- [WHAT YOU SHOULD DO] For the copy, please give all of the data again exactly and leave the pictures out.

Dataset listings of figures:
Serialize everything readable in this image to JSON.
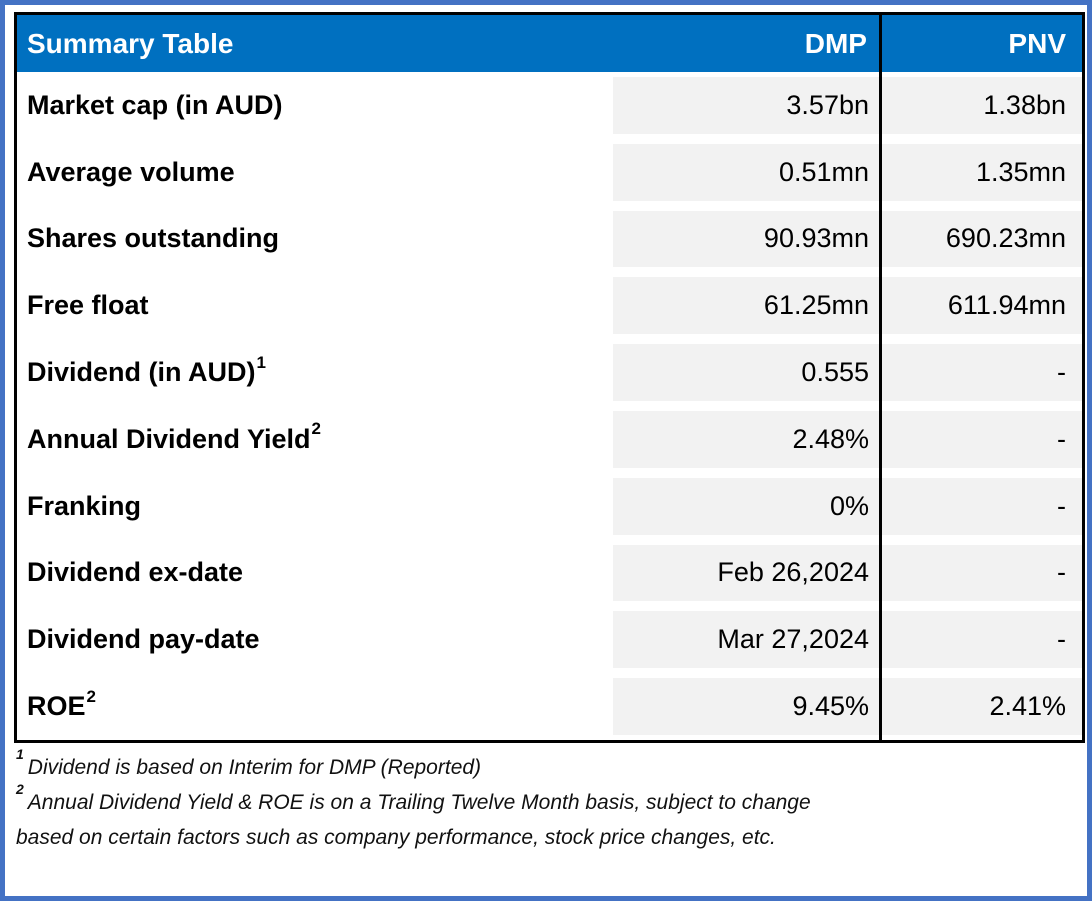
{
  "table": {
    "title": "Summary Table",
    "columns": [
      "DMP",
      "PNV"
    ],
    "rows": [
      {
        "label": "Market cap (in AUD)",
        "sup": "",
        "dmp": "3.57bn",
        "pnv": "1.38bn"
      },
      {
        "label": "Average volume",
        "sup": "",
        "dmp": "0.51mn",
        "pnv": "1.35mn"
      },
      {
        "label": "Shares outstanding",
        "sup": "",
        "dmp": "90.93mn",
        "pnv": "690.23mn"
      },
      {
        "label": "Free float",
        "sup": "",
        "dmp": "61.25mn",
        "pnv": "611.94mn"
      },
      {
        "label": "Dividend (in AUD)",
        "sup": "1",
        "dmp": "0.555",
        "pnv": "-"
      },
      {
        "label": "Annual Dividend Yield",
        "sup": "2",
        "dmp": "2.48%",
        "pnv": "-"
      },
      {
        "label": "Franking",
        "sup": "",
        "dmp": "0%",
        "pnv": "-"
      },
      {
        "label": "Dividend ex-date",
        "sup": "",
        "dmp": "Feb 26,2024",
        "pnv": "-"
      },
      {
        "label": "Dividend pay-date",
        "sup": "",
        "dmp": "Mar 27,2024",
        "pnv": "-"
      },
      {
        "label": "ROE",
        "sup": "2",
        "dmp": "9.45%",
        "pnv": "2.41%"
      }
    ]
  },
  "footnotes": [
    {
      "sup": "1",
      "text": "Dividend is based on Interim for DMP (Reported)"
    },
    {
      "sup": "2",
      "text": "Annual Dividend Yield & ROE is on a Trailing Twelve Month basis, subject to change based on certain factors such as company performance, stock price changes, etc."
    }
  ],
  "colors": {
    "header_bg": "#0070C0",
    "frame": "#4472C4",
    "cell_bg": "#F2F2F2",
    "border": "#000000"
  }
}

- [FINAL RESULT]
Serialize everything readable in this image to JSON.
{
  "table": {
    "title": "Summary Table",
    "columns": [
      "DMP",
      "PNV"
    ],
    "rows": [
      {
        "label": "Market cap (in AUD)",
        "sup": "",
        "dmp": "3.57bn",
        "pnv": "1.38bn"
      },
      {
        "label": "Average volume",
        "sup": "",
        "dmp": "0.51mn",
        "pnv": "1.35mn"
      },
      {
        "label": "Shares outstanding",
        "sup": "",
        "dmp": "90.93mn",
        "pnv": "690.23mn"
      },
      {
        "label": "Free float",
        "sup": "",
        "dmp": "61.25mn",
        "pnv": "611.94mn"
      },
      {
        "label": "Dividend (in AUD)",
        "sup": "1",
        "dmp": "0.555",
        "pnv": "-"
      },
      {
        "label": "Annual Dividend Yield",
        "sup": "2",
        "dmp": "2.48%",
        "pnv": "-"
      },
      {
        "label": "Franking",
        "sup": "",
        "dmp": "0%",
        "pnv": "-"
      },
      {
        "label": "Dividend ex-date",
        "sup": "",
        "dmp": "Feb 26,2024",
        "pnv": "-"
      },
      {
        "label": "Dividend pay-date",
        "sup": "",
        "dmp": "Mar 27,2024",
        "pnv": "-"
      },
      {
        "label": "ROE",
        "sup": "2",
        "dmp": "9.45%",
        "pnv": "2.41%"
      }
    ]
  },
  "footnotes": [
    {
      "sup": "1",
      "text": "Dividend is based on Interim for DMP (Reported)"
    },
    {
      "sup": "2",
      "text": "Annual Dividend Yield & ROE is on a Trailing Twelve Month basis, subject to change based on certain factors such as company performance, stock price changes, etc."
    }
  ],
  "colors": {
    "header_bg": "#0070C0",
    "frame": "#4472C4",
    "cell_bg": "#F2F2F2",
    "border": "#000000"
  }
}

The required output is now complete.